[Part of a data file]
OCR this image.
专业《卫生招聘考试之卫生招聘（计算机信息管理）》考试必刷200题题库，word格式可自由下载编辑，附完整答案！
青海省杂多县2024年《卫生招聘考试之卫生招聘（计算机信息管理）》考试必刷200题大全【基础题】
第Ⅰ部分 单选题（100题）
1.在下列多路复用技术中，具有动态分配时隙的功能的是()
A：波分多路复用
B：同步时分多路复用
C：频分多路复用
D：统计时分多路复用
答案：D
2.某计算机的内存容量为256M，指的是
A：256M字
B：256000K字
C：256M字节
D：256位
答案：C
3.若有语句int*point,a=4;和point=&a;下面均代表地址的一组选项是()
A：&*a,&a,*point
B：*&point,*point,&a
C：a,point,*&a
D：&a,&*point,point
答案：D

* [Problem details]:
Copy all the lines, exactly.

* [Answer to the task]:
OCR this image.
专业《卫生招聘考试之卫生招聘（计算机信息管理）》考试必刷200题题库，word格式可自由下载编辑，附完整答案！
青海省杂多县2024年《卫生招聘考试之卫生招聘（计算机信息管理）》考试必刷200题大全【基础题】
第Ⅰ部分 单选题（100题）
1.在下列多路复用技术中，具有动态分配时隙的功能的是()
A：波分多路复用
B：同步时分多路复用
C：频分多路复用
D：统计时分多路复用
答案：D
2.某计算机的内存容量为256M，指的是
A：256M字
B：256000K字
C：256M字节
D：256位
答案：C
3.若有语句int*point,a=4;和point=&a;下面均代表地址的一组选项是()
A：&*a,&a,*point
B：*&point,*point,&a
C：a,point,*&a
D：&a,&*point,point
答案：D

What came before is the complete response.